— start Records supplied —

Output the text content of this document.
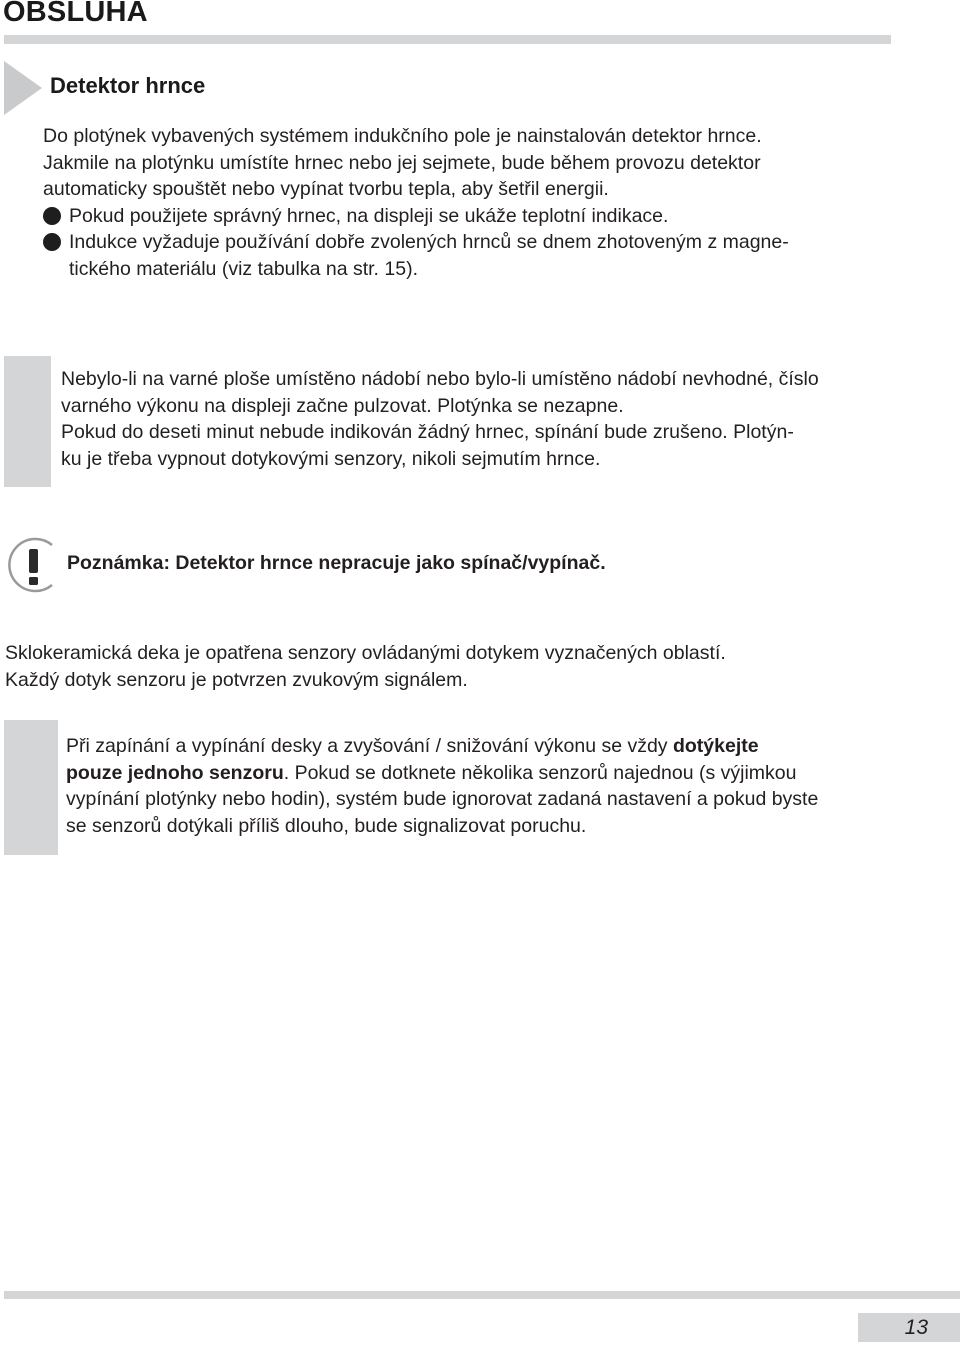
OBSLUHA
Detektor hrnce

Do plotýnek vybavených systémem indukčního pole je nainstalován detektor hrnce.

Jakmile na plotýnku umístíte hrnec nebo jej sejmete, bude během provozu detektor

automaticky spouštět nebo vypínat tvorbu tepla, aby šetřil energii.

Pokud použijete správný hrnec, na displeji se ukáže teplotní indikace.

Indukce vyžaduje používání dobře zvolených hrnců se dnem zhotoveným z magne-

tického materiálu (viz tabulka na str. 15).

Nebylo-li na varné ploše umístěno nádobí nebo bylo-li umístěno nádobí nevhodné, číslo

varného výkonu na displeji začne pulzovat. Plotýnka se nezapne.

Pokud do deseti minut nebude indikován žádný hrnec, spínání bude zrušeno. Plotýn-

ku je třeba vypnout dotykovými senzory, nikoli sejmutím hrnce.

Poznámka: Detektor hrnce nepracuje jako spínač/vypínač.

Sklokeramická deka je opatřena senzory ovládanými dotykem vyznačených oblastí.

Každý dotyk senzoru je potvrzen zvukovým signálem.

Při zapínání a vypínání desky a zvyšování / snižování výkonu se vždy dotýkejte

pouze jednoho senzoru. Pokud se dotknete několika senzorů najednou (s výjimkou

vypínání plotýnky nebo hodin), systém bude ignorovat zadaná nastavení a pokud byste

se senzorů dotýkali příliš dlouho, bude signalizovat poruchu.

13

— end Records supplied —

▶ Task brief
Reproduce the material above in full, exactly, with no images.

▶ Task solution
Output the text content of this document.
OBSLUHA
Detektor hrnce

Do plotýnek vybavených systémem indukčního pole je nainstalován detektor hrnce.

Jakmile na plotýnku umístíte hrnec nebo jej sejmete, bude během provozu detektor

automaticky spouštět nebo vypínat tvorbu tepla, aby šetřil energii.

Pokud použijete správný hrnec, na displeji se ukáže teplotní indikace.

Indukce vyžaduje používání dobře zvolených hrnců se dnem zhotoveným z magne-

tického materiálu (viz tabulka na str. 15).

Nebylo-li na varné ploše umístěno nádobí nebo bylo-li umístěno nádobí nevhodné, číslo

varného výkonu na displeji začne pulzovat. Plotýnka se nezapne.

Pokud do deseti minut nebude indikován žádný hrnec, spínání bude zrušeno. Plotýn-

ku je třeba vypnout dotykovými senzory, nikoli sejmutím hrnce.

Poznámka: Detektor hrnce nepracuje jako spínač/vypínač.

Sklokeramická deka je opatřena senzory ovládanými dotykem vyznačených oblastí.

Každý dotyk senzoru je potvrzen zvukovým signálem.

Při zapínání a vypínání desky a zvyšování / snižování výkonu se vždy dotýkejte

pouze jednoho senzoru. Pokud se dotknete několika senzorů najednou (s výjimkou

vypínání plotýnky nebo hodin), systém bude ignorovat zadaná nastavení a pokud byste

se senzorů dotýkali příliš dlouho, bude signalizovat poruchu.

13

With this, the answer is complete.